## start Records supplied

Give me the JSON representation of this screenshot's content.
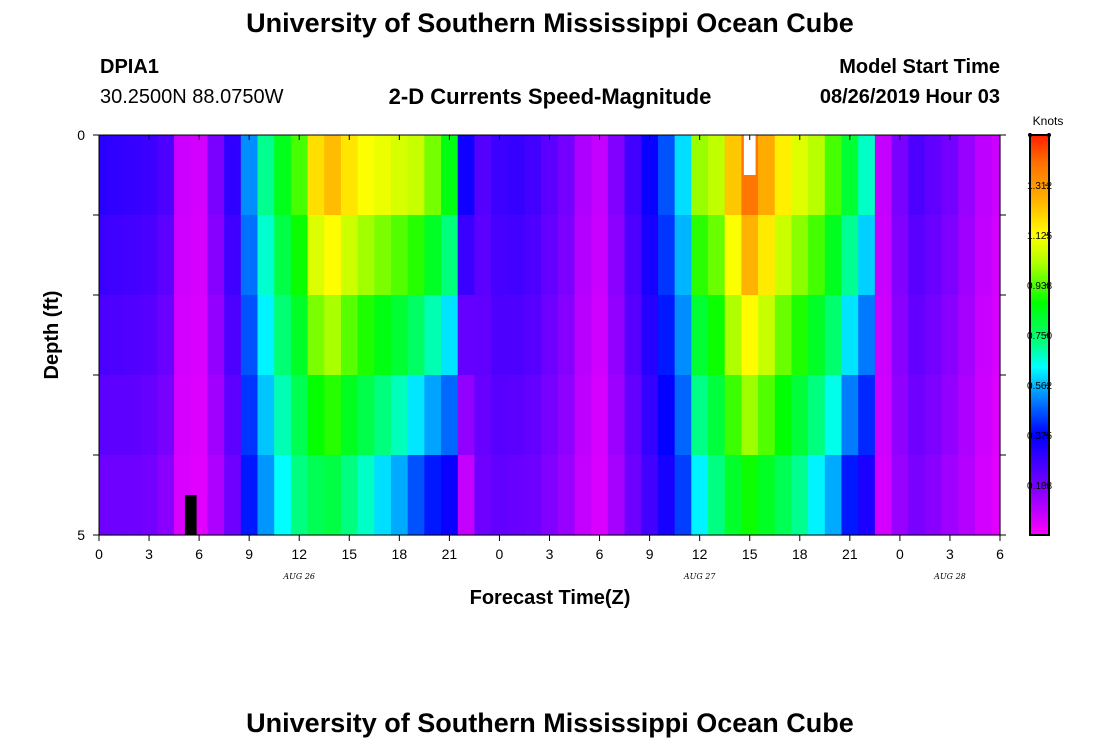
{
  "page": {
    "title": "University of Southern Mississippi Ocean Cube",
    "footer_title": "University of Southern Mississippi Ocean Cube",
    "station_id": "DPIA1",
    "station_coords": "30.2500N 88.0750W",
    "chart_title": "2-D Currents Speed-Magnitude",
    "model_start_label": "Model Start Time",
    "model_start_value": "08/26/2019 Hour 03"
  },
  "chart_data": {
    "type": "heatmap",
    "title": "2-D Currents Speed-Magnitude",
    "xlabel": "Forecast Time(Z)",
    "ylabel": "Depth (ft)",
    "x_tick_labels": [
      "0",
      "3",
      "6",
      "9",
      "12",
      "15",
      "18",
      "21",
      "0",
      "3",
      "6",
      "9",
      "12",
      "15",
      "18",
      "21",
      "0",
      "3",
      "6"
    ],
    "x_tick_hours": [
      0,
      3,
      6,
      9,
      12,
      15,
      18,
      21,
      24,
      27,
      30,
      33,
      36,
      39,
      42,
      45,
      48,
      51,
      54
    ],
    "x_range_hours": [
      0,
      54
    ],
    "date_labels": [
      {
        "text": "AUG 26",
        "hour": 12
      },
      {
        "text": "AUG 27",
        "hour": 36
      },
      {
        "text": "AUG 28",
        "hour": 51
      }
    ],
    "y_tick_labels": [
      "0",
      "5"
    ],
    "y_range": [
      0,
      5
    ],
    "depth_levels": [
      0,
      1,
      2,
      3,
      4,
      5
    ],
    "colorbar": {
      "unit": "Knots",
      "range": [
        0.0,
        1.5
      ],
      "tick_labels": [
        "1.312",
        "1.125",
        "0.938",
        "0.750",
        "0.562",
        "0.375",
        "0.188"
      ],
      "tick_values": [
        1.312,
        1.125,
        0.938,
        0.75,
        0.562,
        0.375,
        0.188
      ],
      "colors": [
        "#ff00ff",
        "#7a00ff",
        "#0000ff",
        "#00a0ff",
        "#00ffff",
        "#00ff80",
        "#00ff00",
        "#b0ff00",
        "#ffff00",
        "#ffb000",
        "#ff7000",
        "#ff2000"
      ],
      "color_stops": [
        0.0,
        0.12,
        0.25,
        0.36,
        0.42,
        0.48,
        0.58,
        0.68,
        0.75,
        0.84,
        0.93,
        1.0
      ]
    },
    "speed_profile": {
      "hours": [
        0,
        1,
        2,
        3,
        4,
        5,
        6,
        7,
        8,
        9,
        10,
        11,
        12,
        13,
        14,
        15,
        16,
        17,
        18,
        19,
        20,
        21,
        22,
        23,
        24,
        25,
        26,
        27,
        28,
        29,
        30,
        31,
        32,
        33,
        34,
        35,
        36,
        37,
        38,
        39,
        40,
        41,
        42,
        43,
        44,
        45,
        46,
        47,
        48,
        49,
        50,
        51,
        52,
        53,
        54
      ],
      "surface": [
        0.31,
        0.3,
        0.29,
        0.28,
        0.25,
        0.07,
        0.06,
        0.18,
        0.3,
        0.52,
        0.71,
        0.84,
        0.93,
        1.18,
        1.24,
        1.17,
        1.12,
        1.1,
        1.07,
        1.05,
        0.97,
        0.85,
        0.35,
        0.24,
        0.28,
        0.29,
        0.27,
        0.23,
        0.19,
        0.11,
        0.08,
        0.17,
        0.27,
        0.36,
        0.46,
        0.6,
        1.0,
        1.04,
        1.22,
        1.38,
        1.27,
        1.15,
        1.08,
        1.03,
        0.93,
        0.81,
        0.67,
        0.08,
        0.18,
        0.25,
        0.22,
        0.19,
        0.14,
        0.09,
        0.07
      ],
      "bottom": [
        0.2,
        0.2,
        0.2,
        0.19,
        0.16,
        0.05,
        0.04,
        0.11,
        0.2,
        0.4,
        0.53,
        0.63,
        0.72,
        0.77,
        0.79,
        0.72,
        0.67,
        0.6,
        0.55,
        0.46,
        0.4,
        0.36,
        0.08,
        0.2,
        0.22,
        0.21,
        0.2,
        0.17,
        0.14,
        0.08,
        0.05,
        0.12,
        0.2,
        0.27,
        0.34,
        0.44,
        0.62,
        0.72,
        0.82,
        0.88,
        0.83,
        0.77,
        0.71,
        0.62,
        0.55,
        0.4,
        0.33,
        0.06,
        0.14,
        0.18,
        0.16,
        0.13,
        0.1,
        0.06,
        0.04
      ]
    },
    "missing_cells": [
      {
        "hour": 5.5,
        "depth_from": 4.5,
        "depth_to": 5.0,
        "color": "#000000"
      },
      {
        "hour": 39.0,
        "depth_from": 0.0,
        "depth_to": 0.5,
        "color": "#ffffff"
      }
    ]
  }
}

## end Records supplied

* _Instruction_:
Quote in full the listing given above; the images are to be left out.

* _Result of this task_:
Give me the JSON representation of this screenshot's content.
{
  "page": {
    "title": "University of Southern Mississippi Ocean Cube",
    "footer_title": "University of Southern Mississippi Ocean Cube",
    "station_id": "DPIA1",
    "station_coords": "30.2500N 88.0750W",
    "chart_title": "2-D Currents Speed-Magnitude",
    "model_start_label": "Model Start Time",
    "model_start_value": "08/26/2019 Hour 03"
  },
  "chart_data": {
    "type": "heatmap",
    "title": "2-D Currents Speed-Magnitude",
    "xlabel": "Forecast Time(Z)",
    "ylabel": "Depth (ft)",
    "x_tick_labels": [
      "0",
      "3",
      "6",
      "9",
      "12",
      "15",
      "18",
      "21",
      "0",
      "3",
      "6",
      "9",
      "12",
      "15",
      "18",
      "21",
      "0",
      "3",
      "6"
    ],
    "x_tick_hours": [
      0,
      3,
      6,
      9,
      12,
      15,
      18,
      21,
      24,
      27,
      30,
      33,
      36,
      39,
      42,
      45,
      48,
      51,
      54
    ],
    "x_range_hours": [
      0,
      54
    ],
    "date_labels": [
      {
        "text": "AUG 26",
        "hour": 12
      },
      {
        "text": "AUG 27",
        "hour": 36
      },
      {
        "text": "AUG 28",
        "hour": 51
      }
    ],
    "y_tick_labels": [
      "0",
      "5"
    ],
    "y_range": [
      0,
      5
    ],
    "depth_levels": [
      0,
      1,
      2,
      3,
      4,
      5
    ],
    "colorbar": {
      "unit": "Knots",
      "range": [
        0.0,
        1.5
      ],
      "tick_labels": [
        "1.312",
        "1.125",
        "0.938",
        "0.750",
        "0.562",
        "0.375",
        "0.188"
      ],
      "tick_values": [
        1.312,
        1.125,
        0.938,
        0.75,
        0.562,
        0.375,
        0.188
      ],
      "colors": [
        "#ff00ff",
        "#7a00ff",
        "#0000ff",
        "#00a0ff",
        "#00ffff",
        "#00ff80",
        "#00ff00",
        "#b0ff00",
        "#ffff00",
        "#ffb000",
        "#ff7000",
        "#ff2000"
      ],
      "color_stops": [
        0.0,
        0.12,
        0.25,
        0.36,
        0.42,
        0.48,
        0.58,
        0.68,
        0.75,
        0.84,
        0.93,
        1.0
      ]
    },
    "speed_profile": {
      "hours": [
        0,
        1,
        2,
        3,
        4,
        5,
        6,
        7,
        8,
        9,
        10,
        11,
        12,
        13,
        14,
        15,
        16,
        17,
        18,
        19,
        20,
        21,
        22,
        23,
        24,
        25,
        26,
        27,
        28,
        29,
        30,
        31,
        32,
        33,
        34,
        35,
        36,
        37,
        38,
        39,
        40,
        41,
        42,
        43,
        44,
        45,
        46,
        47,
        48,
        49,
        50,
        51,
        52,
        53,
        54
      ],
      "surface": [
        0.31,
        0.3,
        0.29,
        0.28,
        0.25,
        0.07,
        0.06,
        0.18,
        0.3,
        0.52,
        0.71,
        0.84,
        0.93,
        1.18,
        1.24,
        1.17,
        1.12,
        1.1,
        1.07,
        1.05,
        0.97,
        0.85,
        0.35,
        0.24,
        0.28,
        0.29,
        0.27,
        0.23,
        0.19,
        0.11,
        0.08,
        0.17,
        0.27,
        0.36,
        0.46,
        0.6,
        1.0,
        1.04,
        1.22,
        1.38,
        1.27,
        1.15,
        1.08,
        1.03,
        0.93,
        0.81,
        0.67,
        0.08,
        0.18,
        0.25,
        0.22,
        0.19,
        0.14,
        0.09,
        0.07
      ],
      "bottom": [
        0.2,
        0.2,
        0.2,
        0.19,
        0.16,
        0.05,
        0.04,
        0.11,
        0.2,
        0.4,
        0.53,
        0.63,
        0.72,
        0.77,
        0.79,
        0.72,
        0.67,
        0.6,
        0.55,
        0.46,
        0.4,
        0.36,
        0.08,
        0.2,
        0.22,
        0.21,
        0.2,
        0.17,
        0.14,
        0.08,
        0.05,
        0.12,
        0.2,
        0.27,
        0.34,
        0.44,
        0.62,
        0.72,
        0.82,
        0.88,
        0.83,
        0.77,
        0.71,
        0.62,
        0.55,
        0.4,
        0.33,
        0.06,
        0.14,
        0.18,
        0.16,
        0.13,
        0.1,
        0.06,
        0.04
      ]
    },
    "missing_cells": [
      {
        "hour": 5.5,
        "depth_from": 4.5,
        "depth_to": 5.0,
        "color": "#000000"
      },
      {
        "hour": 39.0,
        "depth_from": 0.0,
        "depth_to": 0.5,
        "color": "#ffffff"
      }
    ]
  }
}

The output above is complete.